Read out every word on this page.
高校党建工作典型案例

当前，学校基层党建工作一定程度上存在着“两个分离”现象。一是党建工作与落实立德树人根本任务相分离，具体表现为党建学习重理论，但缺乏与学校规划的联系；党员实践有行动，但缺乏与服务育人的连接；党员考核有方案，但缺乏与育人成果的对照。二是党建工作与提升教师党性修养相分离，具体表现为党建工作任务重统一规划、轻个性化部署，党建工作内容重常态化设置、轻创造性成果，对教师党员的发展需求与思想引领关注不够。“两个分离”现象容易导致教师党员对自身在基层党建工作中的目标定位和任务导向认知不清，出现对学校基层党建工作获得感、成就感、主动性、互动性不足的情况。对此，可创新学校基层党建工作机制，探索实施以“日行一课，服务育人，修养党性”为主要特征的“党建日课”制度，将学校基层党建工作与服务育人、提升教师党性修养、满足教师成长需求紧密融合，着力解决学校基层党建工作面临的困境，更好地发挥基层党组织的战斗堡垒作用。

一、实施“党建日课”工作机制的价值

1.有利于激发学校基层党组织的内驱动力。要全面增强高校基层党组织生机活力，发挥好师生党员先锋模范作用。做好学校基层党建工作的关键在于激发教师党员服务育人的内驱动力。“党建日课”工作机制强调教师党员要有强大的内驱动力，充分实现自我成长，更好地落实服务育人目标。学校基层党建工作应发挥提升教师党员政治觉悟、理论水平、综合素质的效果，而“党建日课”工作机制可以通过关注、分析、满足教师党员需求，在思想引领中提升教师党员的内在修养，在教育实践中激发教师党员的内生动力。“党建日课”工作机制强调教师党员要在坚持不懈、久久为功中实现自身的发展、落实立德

----

PROBLEM TO SOLVE: Extract all lines as given.

SOLUTION:
Read out every word on this page.
高校党建工作典型案例

当前，学校基层党建工作一定程度上存在着“两个分离”现象。一是党建工作与落实立德树人根本任务相分离，具体表现为党建学习重理论，但缺乏与学校规划的联系；党员实践有行动，但缺乏与服务育人的连接；党员考核有方案，但缺乏与育人成果的对照。二是党建工作与提升教师党性修养相分离，具体表现为党建工作任务重统一规划、轻个性化部署，党建工作内容重常态化设置、轻创造性成果，对教师党员的发展需求与思想引领关注不够。“两个分离”现象容易导致教师党员对自身在基层党建工作中的目标定位和任务导向认知不清，出现对学校基层党建工作获得感、成就感、主动性、互动性不足的情况。对此，可创新学校基层党建工作机制，探索实施以“日行一课，服务育人，修养党性”为主要特征的“党建日课”制度，将学校基层党建工作与服务育人、提升教师党性修养、满足教师成长需求紧密融合，着力解决学校基层党建工作面临的困境，更好地发挥基层党组织的战斗堡垒作用。

一、实施“党建日课”工作机制的价值

1.有利于激发学校基层党组织的内驱动力。要全面增强高校基层党组织生机活力，发挥好师生党员先锋模范作用。做好学校基层党建工作的关键在于激发教师党员服务育人的内驱动力。“党建日课”工作机制强调教师党员要有强大的内驱动力，充分实现自我成长，更好地落实服务育人目标。学校基层党建工作应发挥提升教师党员政治觉悟、理论水平、综合素质的效果，而“党建日课”工作机制可以通过关注、分析、满足教师党员需求，在思想引领中提升教师党员的内在修养，在教育实践中激发教师党员的内生动力。“党建日课”工作机制强调教师党员要在坚持不懈、久久为功中实现自身的发展、落实立德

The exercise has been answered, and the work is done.